[LISTED RECORDS]

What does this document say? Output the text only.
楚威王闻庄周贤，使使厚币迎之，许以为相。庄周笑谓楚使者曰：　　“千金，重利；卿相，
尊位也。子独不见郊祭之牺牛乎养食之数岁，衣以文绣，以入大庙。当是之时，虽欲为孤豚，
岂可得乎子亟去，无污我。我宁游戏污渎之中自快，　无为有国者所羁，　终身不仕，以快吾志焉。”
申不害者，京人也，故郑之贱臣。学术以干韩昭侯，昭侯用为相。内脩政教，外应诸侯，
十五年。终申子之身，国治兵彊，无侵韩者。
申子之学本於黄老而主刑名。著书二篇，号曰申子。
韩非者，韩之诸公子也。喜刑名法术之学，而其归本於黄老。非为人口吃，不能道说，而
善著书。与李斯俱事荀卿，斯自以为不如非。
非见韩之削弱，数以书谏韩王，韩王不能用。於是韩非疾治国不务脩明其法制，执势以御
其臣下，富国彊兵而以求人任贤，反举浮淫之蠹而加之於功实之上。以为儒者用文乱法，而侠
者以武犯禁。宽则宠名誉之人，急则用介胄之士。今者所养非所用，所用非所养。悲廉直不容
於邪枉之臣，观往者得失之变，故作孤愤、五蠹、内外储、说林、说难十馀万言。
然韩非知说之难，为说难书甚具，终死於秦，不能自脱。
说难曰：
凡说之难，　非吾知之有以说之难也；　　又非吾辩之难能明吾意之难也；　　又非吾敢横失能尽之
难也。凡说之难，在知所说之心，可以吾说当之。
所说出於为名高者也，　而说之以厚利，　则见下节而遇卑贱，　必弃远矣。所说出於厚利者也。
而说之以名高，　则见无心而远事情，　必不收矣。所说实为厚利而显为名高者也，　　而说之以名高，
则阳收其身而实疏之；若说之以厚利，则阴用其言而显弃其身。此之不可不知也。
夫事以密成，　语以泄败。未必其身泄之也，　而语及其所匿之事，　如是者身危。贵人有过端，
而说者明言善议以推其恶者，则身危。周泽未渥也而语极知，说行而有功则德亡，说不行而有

[REQUIREMENTS]
Without changing a word, restate the whole listing.

[SOLUTION BELOW]
What does this document say? Output the text only.
楚威王闻庄周贤，使使厚币迎之，许以为相。庄周笑谓楚使者曰：　　“千金，重利；卿相，
尊位也。子独不见郊祭之牺牛乎养食之数岁，衣以文绣，以入大庙。当是之时，虽欲为孤豚，
岂可得乎子亟去，无污我。我宁游戏污渎之中自快，　无为有国者所羁，　终身不仕，以快吾志焉。”
申不害者，京人也，故郑之贱臣。学术以干韩昭侯，昭侯用为相。内脩政教，外应诸侯，
十五年。终申子之身，国治兵彊，无侵韩者。
申子之学本於黄老而主刑名。著书二篇，号曰申子。
韩非者，韩之诸公子也。喜刑名法术之学，而其归本於黄老。非为人口吃，不能道说，而
善著书。与李斯俱事荀卿，斯自以为不如非。
非见韩之削弱，数以书谏韩王，韩王不能用。於是韩非疾治国不务脩明其法制，执势以御
其臣下，富国彊兵而以求人任贤，反举浮淫之蠹而加之於功实之上。以为儒者用文乱法，而侠
者以武犯禁。宽则宠名誉之人，急则用介胄之士。今者所养非所用，所用非所养。悲廉直不容
於邪枉之臣，观往者得失之变，故作孤愤、五蠹、内外储、说林、说难十馀万言。
然韩非知说之难，为说难书甚具，终死於秦，不能自脱。
说难曰：
凡说之难，　非吾知之有以说之难也；　　又非吾辩之难能明吾意之难也；　　又非吾敢横失能尽之
难也。凡说之难，在知所说之心，可以吾说当之。
所说出於为名高者也，　而说之以厚利，　则见下节而遇卑贱，　必弃远矣。所说出於厚利者也。
而说之以名高，　则见无心而远事情，　必不收矣。所说实为厚利而显为名高者也，　　而说之以名高，
则阳收其身而实疏之；若说之以厚利，则阴用其言而显弃其身。此之不可不知也。
夫事以密成，　语以泄败。未必其身泄之也，　而语及其所匿之事，　如是者身危。贵人有过端，
而说者明言善议以推其恶者，则身危。周泽未渥也而语极知，说行而有功则德亡，说不行而有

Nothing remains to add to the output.